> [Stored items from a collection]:
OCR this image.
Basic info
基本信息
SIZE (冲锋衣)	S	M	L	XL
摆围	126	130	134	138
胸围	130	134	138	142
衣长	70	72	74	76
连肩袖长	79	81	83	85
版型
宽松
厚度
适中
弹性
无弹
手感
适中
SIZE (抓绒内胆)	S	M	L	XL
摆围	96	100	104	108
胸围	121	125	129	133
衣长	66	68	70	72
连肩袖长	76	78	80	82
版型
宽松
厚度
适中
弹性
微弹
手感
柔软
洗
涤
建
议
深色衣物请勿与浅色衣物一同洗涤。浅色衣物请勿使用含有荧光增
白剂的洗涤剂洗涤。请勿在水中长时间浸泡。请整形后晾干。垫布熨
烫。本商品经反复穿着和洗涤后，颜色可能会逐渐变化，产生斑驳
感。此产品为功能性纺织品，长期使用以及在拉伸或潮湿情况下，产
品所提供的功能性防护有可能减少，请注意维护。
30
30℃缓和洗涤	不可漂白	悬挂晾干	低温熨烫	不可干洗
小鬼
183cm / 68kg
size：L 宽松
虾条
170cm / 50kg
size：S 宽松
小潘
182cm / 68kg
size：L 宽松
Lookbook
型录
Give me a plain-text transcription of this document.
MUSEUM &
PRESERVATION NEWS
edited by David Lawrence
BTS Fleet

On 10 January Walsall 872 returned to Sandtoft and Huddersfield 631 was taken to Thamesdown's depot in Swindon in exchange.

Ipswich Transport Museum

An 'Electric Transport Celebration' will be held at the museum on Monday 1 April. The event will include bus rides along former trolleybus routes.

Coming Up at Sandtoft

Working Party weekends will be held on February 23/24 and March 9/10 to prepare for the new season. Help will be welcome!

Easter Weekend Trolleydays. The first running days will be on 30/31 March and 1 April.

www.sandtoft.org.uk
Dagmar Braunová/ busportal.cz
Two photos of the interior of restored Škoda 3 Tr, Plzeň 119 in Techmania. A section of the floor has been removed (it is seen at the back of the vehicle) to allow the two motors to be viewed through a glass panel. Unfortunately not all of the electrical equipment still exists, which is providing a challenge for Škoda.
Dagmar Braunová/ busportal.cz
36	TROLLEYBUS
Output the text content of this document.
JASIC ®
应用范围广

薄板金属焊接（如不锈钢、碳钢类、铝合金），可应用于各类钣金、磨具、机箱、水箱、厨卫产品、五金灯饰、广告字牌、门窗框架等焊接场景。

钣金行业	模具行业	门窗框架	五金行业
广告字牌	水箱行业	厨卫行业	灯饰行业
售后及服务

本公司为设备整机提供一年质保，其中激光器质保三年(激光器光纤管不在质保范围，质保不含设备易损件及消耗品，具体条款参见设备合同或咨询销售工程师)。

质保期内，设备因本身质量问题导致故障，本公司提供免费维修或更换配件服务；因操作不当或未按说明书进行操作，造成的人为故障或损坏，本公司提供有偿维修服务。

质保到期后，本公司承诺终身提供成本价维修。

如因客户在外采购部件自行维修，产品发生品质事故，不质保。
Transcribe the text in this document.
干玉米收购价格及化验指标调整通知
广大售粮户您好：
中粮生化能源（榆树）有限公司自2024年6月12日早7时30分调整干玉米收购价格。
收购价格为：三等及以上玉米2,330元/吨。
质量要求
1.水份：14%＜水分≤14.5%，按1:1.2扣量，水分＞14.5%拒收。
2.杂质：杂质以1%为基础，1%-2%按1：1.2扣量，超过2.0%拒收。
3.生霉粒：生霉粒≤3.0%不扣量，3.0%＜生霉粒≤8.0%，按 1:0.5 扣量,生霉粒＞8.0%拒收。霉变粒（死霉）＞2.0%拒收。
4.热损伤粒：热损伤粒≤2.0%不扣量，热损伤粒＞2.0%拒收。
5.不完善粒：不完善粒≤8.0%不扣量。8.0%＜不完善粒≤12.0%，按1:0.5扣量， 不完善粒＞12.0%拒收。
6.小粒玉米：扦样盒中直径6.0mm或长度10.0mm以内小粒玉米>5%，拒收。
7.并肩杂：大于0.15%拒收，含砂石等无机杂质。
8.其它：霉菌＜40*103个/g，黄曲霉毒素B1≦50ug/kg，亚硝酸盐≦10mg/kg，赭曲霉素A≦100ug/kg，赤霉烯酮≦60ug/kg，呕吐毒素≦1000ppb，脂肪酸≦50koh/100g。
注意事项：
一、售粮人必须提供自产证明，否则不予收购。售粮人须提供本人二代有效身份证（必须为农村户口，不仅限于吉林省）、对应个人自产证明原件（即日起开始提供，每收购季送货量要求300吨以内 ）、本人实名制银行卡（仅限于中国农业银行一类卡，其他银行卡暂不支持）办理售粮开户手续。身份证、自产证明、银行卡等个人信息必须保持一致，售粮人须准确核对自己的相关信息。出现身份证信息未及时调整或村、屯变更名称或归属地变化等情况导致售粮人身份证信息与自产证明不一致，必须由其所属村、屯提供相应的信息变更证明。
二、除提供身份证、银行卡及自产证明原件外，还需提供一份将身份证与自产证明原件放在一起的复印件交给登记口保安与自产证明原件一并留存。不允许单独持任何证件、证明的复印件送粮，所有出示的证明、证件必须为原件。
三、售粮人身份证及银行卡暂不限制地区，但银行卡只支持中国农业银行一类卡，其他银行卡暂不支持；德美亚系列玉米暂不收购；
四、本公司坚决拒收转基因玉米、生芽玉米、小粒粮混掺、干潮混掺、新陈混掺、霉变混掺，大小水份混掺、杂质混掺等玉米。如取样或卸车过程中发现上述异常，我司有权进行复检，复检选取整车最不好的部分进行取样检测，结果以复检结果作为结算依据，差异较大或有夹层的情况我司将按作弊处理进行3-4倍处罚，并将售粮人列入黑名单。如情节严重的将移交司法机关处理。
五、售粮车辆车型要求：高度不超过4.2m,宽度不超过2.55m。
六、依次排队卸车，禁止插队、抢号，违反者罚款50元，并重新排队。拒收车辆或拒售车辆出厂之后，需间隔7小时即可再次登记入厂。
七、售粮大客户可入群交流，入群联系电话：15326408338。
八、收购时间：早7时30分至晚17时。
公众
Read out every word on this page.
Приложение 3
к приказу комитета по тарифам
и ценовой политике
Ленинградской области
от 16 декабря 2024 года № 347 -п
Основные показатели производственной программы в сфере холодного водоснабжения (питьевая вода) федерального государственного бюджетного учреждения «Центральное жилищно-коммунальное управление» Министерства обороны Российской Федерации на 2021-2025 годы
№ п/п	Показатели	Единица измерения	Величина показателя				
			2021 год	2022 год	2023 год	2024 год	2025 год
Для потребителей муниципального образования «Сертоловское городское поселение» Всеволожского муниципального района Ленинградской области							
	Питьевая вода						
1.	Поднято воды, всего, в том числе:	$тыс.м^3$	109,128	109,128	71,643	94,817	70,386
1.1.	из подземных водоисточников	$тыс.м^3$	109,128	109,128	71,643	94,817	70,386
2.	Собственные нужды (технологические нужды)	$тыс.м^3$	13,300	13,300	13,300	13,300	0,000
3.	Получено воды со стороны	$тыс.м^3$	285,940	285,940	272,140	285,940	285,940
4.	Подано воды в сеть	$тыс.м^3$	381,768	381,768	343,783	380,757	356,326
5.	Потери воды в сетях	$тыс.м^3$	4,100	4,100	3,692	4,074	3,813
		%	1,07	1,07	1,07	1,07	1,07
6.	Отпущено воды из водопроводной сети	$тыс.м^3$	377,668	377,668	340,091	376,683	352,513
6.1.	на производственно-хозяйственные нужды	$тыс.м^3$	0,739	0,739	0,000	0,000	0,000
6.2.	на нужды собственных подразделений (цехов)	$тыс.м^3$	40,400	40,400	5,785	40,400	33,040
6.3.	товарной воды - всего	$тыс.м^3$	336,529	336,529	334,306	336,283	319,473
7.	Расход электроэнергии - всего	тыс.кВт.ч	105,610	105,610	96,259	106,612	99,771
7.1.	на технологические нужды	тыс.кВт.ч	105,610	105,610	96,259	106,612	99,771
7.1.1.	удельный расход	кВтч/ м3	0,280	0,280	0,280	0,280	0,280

> [Short problem]:
Using the records above, find and show each line with the string "Ленинградской".

> [Result for this task]:
Ленинградской области
Для потребителей муниципального образования «Сертоловское городское поселение» Всеволожского муниципального района Ленинградской области							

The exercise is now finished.